## [Problem to work on]
Quote, without any change, the line that contains "Read out every word on this page." and all lines that follow it to the end of the data below.

[Stored records]
►

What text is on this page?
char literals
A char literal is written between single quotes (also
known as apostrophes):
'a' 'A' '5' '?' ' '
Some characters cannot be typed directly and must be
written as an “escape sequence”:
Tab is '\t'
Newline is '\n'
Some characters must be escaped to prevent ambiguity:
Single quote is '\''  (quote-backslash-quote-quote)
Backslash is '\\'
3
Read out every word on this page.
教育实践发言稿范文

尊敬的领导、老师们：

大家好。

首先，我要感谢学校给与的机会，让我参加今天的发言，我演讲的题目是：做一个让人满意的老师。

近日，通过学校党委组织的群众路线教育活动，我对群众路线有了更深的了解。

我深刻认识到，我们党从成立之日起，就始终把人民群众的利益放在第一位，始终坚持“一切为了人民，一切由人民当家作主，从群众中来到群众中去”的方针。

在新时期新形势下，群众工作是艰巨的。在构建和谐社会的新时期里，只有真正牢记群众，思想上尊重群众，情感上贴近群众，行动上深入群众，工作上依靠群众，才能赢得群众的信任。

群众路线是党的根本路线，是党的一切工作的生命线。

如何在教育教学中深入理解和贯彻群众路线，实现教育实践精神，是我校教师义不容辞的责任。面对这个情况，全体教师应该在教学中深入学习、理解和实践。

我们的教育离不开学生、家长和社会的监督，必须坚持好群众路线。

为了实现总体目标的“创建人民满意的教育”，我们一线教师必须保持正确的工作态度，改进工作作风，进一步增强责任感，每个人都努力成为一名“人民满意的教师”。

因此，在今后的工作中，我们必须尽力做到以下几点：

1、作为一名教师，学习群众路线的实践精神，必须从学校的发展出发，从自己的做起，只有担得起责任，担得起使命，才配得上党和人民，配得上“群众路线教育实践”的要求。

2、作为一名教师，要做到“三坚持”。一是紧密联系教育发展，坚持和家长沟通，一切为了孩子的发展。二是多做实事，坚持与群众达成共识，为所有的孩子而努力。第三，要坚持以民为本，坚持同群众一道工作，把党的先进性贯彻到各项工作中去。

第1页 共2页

◄

## [Task result]
Read out every word on this page.
教育实践发言稿范文

尊敬的领导、老师们：

大家好。

首先，我要感谢学校给与的机会，让我参加今天的发言，我演讲的题目是：做一个让人满意的老师。

近日，通过学校党委组织的群众路线教育活动，我对群众路线有了更深的了解。

我深刻认识到，我们党从成立之日起，就始终把人民群众的利益放在第一位，始终坚持“一切为了人民，一切由人民当家作主，从群众中来到群众中去”的方针。

在新时期新形势下，群众工作是艰巨的。在构建和谐社会的新时期里，只有真正牢记群众，思想上尊重群众，情感上贴近群众，行动上深入群众，工作上依靠群众，才能赢得群众的信任。

群众路线是党的根本路线，是党的一切工作的生命线。

如何在教育教学中深入理解和贯彻群众路线，实现教育实践精神，是我校教师义不容辞的责任。面对这个情况，全体教师应该在教学中深入学习、理解和实践。

我们的教育离不开学生、家长和社会的监督，必须坚持好群众路线。

为了实现总体目标的“创建人民满意的教育”，我们一线教师必须保持正确的工作态度，改进工作作风，进一步增强责任感，每个人都努力成为一名“人民满意的教师”。

因此，在今后的工作中，我们必须尽力做到以下几点：

1、作为一名教师，学习群众路线的实践精神，必须从学校的发展出发，从自己的做起，只有担得起责任，担得起使命，才配得上党和人民，配得上“群众路线教育实践”的要求。

2、作为一名教师，要做到“三坚持”。一是紧密联系教育发展，坚持和家长沟通，一切为了孩子的发展。二是多做实事，坚持与群众达成共识，为所有的孩子而努力。第三，要坚持以民为本，坚持同群众一道工作，把党的先进性贯彻到各项工作中去。

第1页 共2页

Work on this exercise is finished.